GIVEN TASK –
Write out each line that follows exactly as it stands, without the pictures.

* BEGIN EXERCISE INPUT *

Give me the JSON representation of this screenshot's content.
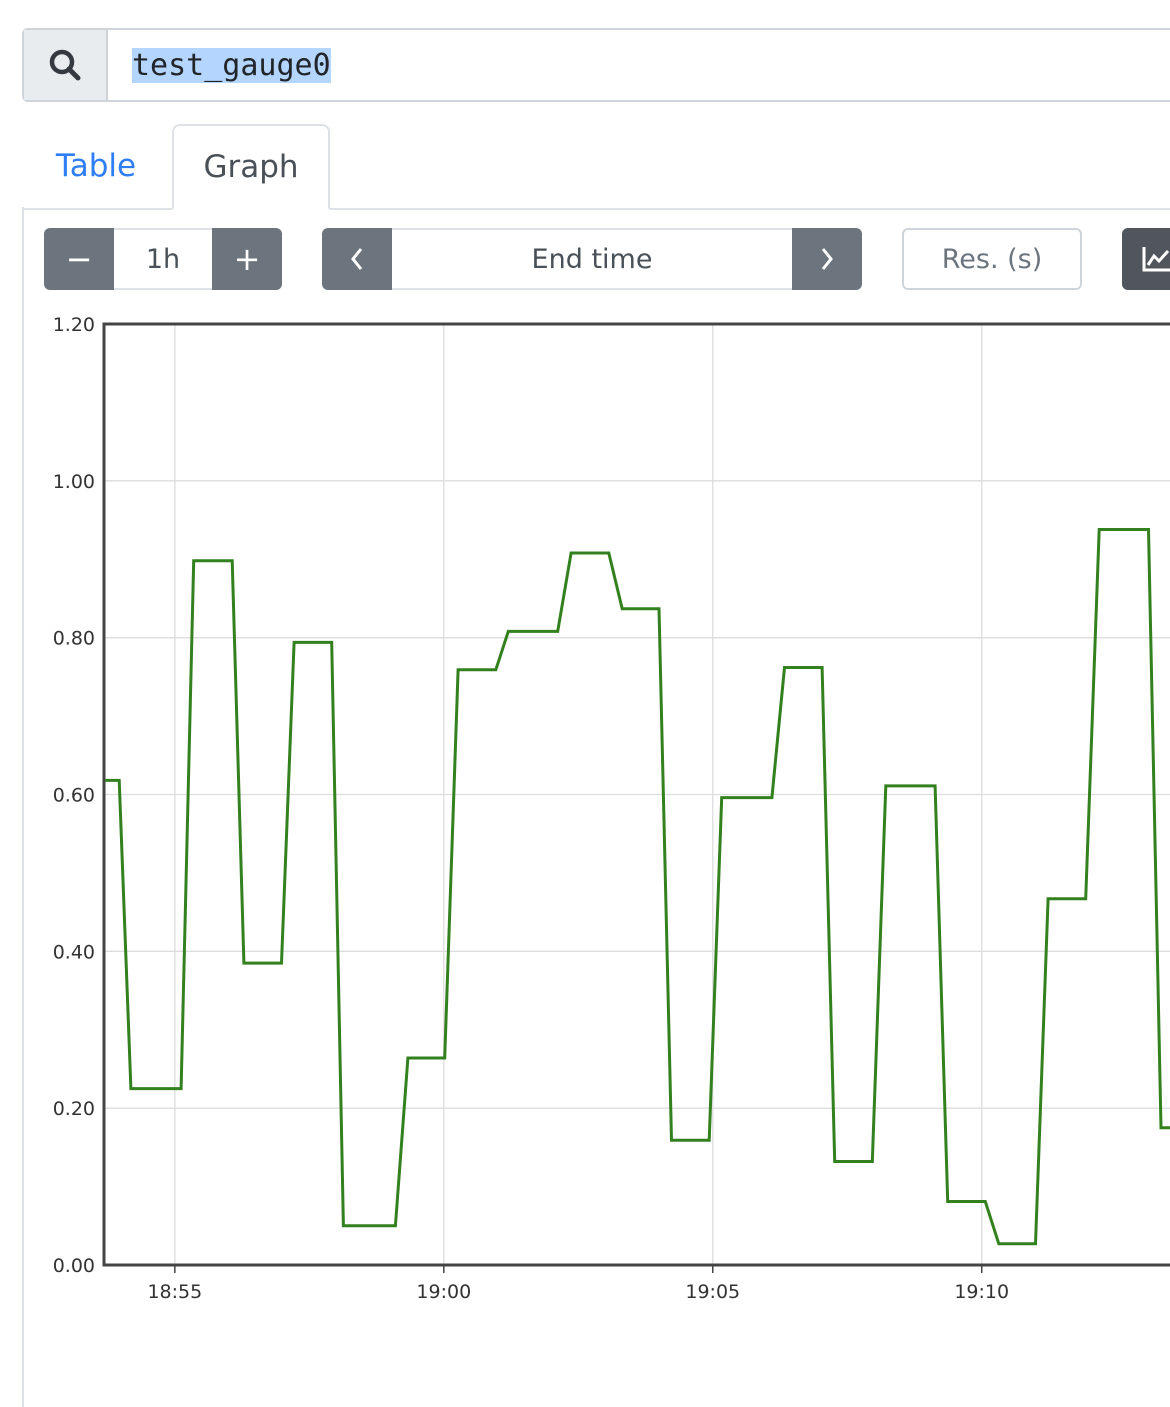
{
  "query": {
    "value": "test_gauge0",
    "icon": "search-icon"
  },
  "tabs": [
    {
      "label": "Table",
      "active": false
    },
    {
      "label": "Graph",
      "active": true
    }
  ],
  "controls": {
    "range_minus": "−",
    "range_value": "1h",
    "range_plus": "+",
    "end_time_prev": "‹",
    "end_time_placeholder": "End time",
    "end_time_next": "›",
    "resolution_placeholder": "Res. (s)",
    "chart_type_icon": "line-chart-icon"
  },
  "colors": {
    "series": "#33801f",
    "accent": "#2f7ef6",
    "button": "#6c757d"
  },
  "chart_data": {
    "type": "line",
    "ylim": [
      0,
      1.2
    ],
    "yticks": [
      "0.00",
      "0.20",
      "0.40",
      "0.60",
      "0.80",
      "1.00",
      "1.20"
    ],
    "xlim": [
      "18:53:41",
      "19:13:30"
    ],
    "xticks": [
      "18:55",
      "19:00",
      "19:05",
      "19:10"
    ],
    "grid": true,
    "series": [
      {
        "points": [
          [
            "18:53:42",
            0.618
          ],
          [
            "18:53:58",
            0.618
          ],
          [
            "18:54:11",
            0.225
          ],
          [
            "18:55:07",
            0.225
          ],
          [
            "18:55:21",
            0.898
          ],
          [
            "18:56:04",
            0.898
          ],
          [
            "18:56:17",
            0.385
          ],
          [
            "18:56:59",
            0.385
          ],
          [
            "18:57:13",
            0.794
          ],
          [
            "18:57:55",
            0.794
          ],
          [
            "18:58:08",
            0.05
          ],
          [
            "18:59:06",
            0.05
          ],
          [
            "18:59:20",
            0.264
          ],
          [
            "19:00:01",
            0.264
          ],
          [
            "19:00:16",
            0.759
          ],
          [
            "19:00:58",
            0.759
          ],
          [
            "19:01:12",
            0.808
          ],
          [
            "19:02:07",
            0.808
          ],
          [
            "19:02:22",
            0.908
          ],
          [
            "19:03:04",
            0.908
          ],
          [
            "19:03:19",
            0.837
          ],
          [
            "19:04:00",
            0.837
          ],
          [
            "19:04:14",
            0.159
          ],
          [
            "19:04:56",
            0.159
          ],
          [
            "19:05:10",
            0.596
          ],
          [
            "19:06:06",
            0.596
          ],
          [
            "19:06:20",
            0.762
          ],
          [
            "19:07:02",
            0.762
          ],
          [
            "19:07:16",
            0.132
          ],
          [
            "19:07:58",
            0.132
          ],
          [
            "19:08:13",
            0.611
          ],
          [
            "19:09:08",
            0.611
          ],
          [
            "19:09:22",
            0.081
          ],
          [
            "19:10:04",
            0.081
          ],
          [
            "19:10:19",
            0.027
          ],
          [
            "19:11:00",
            0.027
          ],
          [
            "19:11:14",
            0.467
          ],
          [
            "19:11:56",
            0.467
          ],
          [
            "19:12:11",
            0.938
          ],
          [
            "19:13:06",
            0.938
          ],
          [
            "19:13:20",
            0.175
          ],
          [
            "19:13:30",
            0.175
          ]
        ]
      }
    ]
  }
}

* END EXERCISE INPUT *

THE RESPONSE –
Give me the JSON representation of this screenshot's content.
{
  "query": {
    "value": "test_gauge0",
    "icon": "search-icon"
  },
  "tabs": [
    {
      "label": "Table",
      "active": false
    },
    {
      "label": "Graph",
      "active": true
    }
  ],
  "controls": {
    "range_minus": "−",
    "range_value": "1h",
    "range_plus": "+",
    "end_time_prev": "‹",
    "end_time_placeholder": "End time",
    "end_time_next": "›",
    "resolution_placeholder": "Res. (s)",
    "chart_type_icon": "line-chart-icon"
  },
  "colors": {
    "series": "#33801f",
    "accent": "#2f7ef6",
    "button": "#6c757d"
  },
  "chart_data": {
    "type": "line",
    "ylim": [
      0,
      1.2
    ],
    "yticks": [
      "0.00",
      "0.20",
      "0.40",
      "0.60",
      "0.80",
      "1.00",
      "1.20"
    ],
    "xlim": [
      "18:53:41",
      "19:13:30"
    ],
    "xticks": [
      "18:55",
      "19:00",
      "19:05",
      "19:10"
    ],
    "grid": true,
    "series": [
      {
        "points": [
          [
            "18:53:42",
            0.618
          ],
          [
            "18:53:58",
            0.618
          ],
          [
            "18:54:11",
            0.225
          ],
          [
            "18:55:07",
            0.225
          ],
          [
            "18:55:21",
            0.898
          ],
          [
            "18:56:04",
            0.898
          ],
          [
            "18:56:17",
            0.385
          ],
          [
            "18:56:59",
            0.385
          ],
          [
            "18:57:13",
            0.794
          ],
          [
            "18:57:55",
            0.794
          ],
          [
            "18:58:08",
            0.05
          ],
          [
            "18:59:06",
            0.05
          ],
          [
            "18:59:20",
            0.264
          ],
          [
            "19:00:01",
            0.264
          ],
          [
            "19:00:16",
            0.759
          ],
          [
            "19:00:58",
            0.759
          ],
          [
            "19:01:12",
            0.808
          ],
          [
            "19:02:07",
            0.808
          ],
          [
            "19:02:22",
            0.908
          ],
          [
            "19:03:04",
            0.908
          ],
          [
            "19:03:19",
            0.837
          ],
          [
            "19:04:00",
            0.837
          ],
          [
            "19:04:14",
            0.159
          ],
          [
            "19:04:56",
            0.159
          ],
          [
            "19:05:10",
            0.596
          ],
          [
            "19:06:06",
            0.596
          ],
          [
            "19:06:20",
            0.762
          ],
          [
            "19:07:02",
            0.762
          ],
          [
            "19:07:16",
            0.132
          ],
          [
            "19:07:58",
            0.132
          ],
          [
            "19:08:13",
            0.611
          ],
          [
            "19:09:08",
            0.611
          ],
          [
            "19:09:22",
            0.081
          ],
          [
            "19:10:04",
            0.081
          ],
          [
            "19:10:19",
            0.027
          ],
          [
            "19:11:00",
            0.027
          ],
          [
            "19:11:14",
            0.467
          ],
          [
            "19:11:56",
            0.467
          ],
          [
            "19:12:11",
            0.938
          ],
          [
            "19:13:06",
            0.938
          ],
          [
            "19:13:20",
            0.175
          ],
          [
            "19:13:30",
            0.175
          ]
        ]
      }
    ]
  }
}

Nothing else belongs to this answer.